>> begin Information supplied

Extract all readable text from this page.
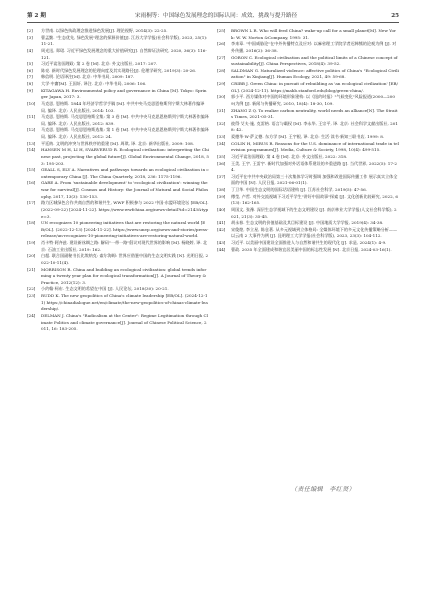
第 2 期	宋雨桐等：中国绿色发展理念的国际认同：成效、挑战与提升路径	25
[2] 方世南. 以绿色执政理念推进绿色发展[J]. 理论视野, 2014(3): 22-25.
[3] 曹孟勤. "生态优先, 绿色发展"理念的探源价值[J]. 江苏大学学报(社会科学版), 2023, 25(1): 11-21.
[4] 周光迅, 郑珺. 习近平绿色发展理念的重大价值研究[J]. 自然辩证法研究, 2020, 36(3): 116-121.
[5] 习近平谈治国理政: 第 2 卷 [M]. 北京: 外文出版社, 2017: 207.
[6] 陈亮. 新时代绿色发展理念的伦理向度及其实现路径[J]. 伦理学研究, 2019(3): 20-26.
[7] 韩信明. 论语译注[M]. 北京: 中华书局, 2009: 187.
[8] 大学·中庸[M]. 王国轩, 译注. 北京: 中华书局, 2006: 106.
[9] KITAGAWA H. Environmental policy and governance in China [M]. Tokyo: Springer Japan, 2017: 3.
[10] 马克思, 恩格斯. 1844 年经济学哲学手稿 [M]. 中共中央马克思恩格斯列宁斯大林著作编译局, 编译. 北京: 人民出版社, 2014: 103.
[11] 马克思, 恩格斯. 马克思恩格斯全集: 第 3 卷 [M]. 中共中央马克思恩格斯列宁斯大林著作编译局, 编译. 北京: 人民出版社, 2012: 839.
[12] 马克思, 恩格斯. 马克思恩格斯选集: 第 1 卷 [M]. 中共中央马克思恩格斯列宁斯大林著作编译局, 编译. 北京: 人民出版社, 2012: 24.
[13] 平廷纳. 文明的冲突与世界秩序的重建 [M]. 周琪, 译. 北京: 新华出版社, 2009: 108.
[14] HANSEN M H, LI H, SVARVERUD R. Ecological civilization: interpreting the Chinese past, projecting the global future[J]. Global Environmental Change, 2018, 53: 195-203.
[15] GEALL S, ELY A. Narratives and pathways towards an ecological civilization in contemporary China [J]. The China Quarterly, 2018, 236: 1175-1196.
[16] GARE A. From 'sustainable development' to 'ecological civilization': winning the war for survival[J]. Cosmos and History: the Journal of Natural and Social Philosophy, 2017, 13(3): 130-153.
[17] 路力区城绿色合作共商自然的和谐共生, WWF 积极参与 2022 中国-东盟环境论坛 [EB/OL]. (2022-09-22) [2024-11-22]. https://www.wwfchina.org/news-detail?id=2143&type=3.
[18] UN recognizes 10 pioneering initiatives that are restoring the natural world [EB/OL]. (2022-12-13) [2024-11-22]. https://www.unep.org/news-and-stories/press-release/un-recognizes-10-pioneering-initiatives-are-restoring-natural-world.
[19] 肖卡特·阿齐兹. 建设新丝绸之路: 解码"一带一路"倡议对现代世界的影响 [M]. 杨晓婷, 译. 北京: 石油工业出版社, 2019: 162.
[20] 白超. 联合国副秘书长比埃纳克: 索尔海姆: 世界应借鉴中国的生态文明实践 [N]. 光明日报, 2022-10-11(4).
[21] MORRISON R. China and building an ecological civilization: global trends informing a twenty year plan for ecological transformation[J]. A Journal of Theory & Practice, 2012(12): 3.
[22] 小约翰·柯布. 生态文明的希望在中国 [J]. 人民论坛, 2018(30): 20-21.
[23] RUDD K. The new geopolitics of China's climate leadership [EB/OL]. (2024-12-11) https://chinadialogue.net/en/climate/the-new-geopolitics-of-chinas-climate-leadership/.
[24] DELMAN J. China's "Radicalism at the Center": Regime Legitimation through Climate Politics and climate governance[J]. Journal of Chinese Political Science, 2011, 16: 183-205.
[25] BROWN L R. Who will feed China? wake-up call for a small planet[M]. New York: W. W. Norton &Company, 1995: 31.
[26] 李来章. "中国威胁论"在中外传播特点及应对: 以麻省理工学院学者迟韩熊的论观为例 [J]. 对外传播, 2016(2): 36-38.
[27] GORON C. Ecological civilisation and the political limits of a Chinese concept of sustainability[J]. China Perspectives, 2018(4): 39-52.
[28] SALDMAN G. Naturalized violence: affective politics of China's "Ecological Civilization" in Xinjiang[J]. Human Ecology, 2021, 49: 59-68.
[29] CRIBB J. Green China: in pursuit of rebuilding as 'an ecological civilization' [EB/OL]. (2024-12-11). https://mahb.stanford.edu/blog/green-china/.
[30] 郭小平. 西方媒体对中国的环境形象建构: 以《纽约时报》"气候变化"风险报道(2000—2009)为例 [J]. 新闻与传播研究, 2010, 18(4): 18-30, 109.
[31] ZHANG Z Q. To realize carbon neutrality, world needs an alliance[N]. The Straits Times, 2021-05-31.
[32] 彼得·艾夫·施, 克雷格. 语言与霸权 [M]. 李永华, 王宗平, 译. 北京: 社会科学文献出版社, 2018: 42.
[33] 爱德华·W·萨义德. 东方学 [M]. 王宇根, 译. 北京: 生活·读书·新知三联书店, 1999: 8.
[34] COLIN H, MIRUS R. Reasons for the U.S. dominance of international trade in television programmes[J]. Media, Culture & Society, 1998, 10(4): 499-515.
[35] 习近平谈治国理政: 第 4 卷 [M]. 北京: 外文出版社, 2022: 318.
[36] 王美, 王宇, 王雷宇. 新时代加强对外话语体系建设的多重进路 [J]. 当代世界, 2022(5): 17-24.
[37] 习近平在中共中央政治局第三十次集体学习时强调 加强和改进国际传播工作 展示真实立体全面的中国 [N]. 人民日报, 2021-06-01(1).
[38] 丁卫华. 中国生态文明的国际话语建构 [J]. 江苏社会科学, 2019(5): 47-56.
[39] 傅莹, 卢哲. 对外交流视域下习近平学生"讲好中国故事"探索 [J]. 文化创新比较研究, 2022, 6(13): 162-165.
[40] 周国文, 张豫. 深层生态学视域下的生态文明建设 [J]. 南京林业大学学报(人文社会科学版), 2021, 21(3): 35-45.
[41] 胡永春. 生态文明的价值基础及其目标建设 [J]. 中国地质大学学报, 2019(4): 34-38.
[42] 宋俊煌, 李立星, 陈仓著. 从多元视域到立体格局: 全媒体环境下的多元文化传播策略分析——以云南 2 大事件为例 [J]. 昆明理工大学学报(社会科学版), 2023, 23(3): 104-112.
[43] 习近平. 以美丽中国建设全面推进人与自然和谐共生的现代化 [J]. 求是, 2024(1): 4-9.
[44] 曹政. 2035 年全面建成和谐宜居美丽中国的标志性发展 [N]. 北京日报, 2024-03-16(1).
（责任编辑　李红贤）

>> end Information supplied
>> begin Information supplied

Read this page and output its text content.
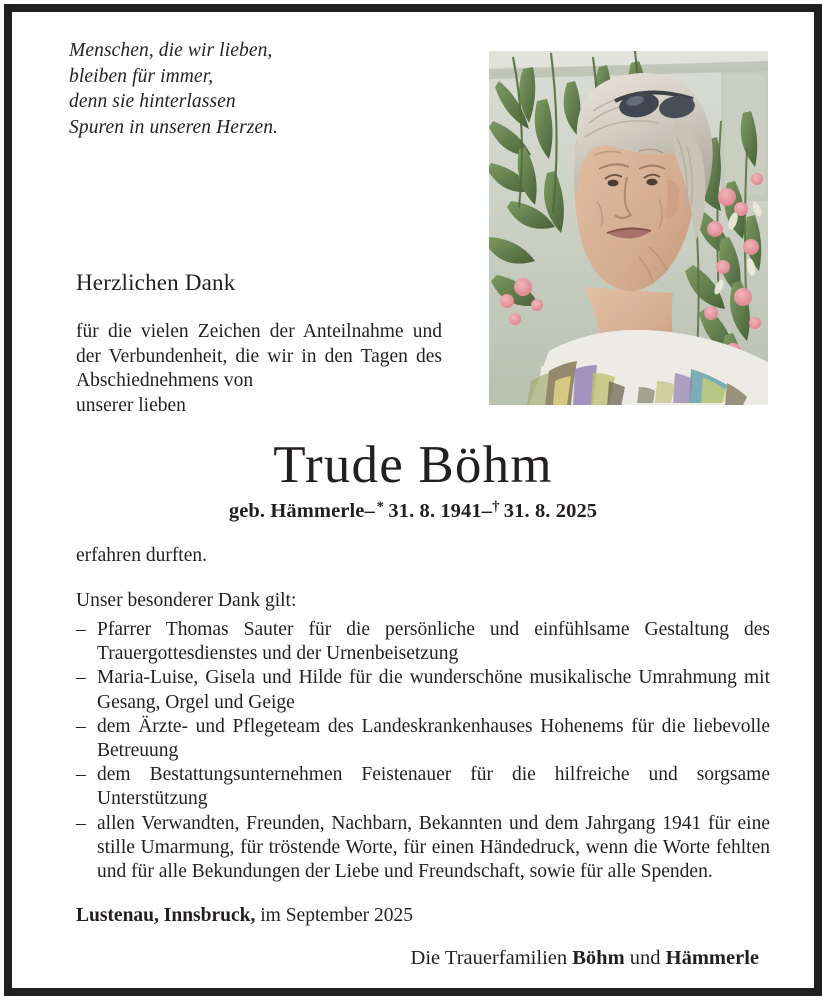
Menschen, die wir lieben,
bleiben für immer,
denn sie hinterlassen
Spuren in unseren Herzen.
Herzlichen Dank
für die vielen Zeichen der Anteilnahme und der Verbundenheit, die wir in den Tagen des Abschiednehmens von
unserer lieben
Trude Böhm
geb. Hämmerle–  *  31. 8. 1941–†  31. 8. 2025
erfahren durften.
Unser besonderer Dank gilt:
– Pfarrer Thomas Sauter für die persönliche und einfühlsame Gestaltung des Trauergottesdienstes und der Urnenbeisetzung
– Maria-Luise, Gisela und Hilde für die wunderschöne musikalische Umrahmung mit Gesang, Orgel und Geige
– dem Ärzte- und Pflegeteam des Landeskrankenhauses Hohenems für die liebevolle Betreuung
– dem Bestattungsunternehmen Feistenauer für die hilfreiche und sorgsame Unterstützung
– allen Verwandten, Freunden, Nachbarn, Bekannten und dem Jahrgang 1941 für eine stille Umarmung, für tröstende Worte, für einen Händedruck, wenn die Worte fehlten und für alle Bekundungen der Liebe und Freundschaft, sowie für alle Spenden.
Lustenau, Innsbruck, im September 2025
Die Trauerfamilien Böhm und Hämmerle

>> end Information supplied

Return the lines of the records that include the string "中共中央马克思恩格斯列宁斯大林著作编译局".

__Task solution__.
[10] 马克思, 恩格斯. 1844 年经济学哲学手稿 [M]. 中共中央马克思恩格斯列宁斯大林著作编译局, 编译. 北京: 人民出版社, 2014: 103.
[11] 马克思, 恩格斯. 马克思恩格斯全集: 第 3 卷 [M]. 中共中央马克思恩格斯列宁斯大林著作编译局, 编译. 北京: 人民出版社, 2012: 839.
[12] 马克思, 恩格斯. 马克思恩格斯选集: 第 1 卷 [M]. 中共中央马克思恩格斯列宁斯大林著作编译局, 编译. 北京: 人民出版社, 2012: 24.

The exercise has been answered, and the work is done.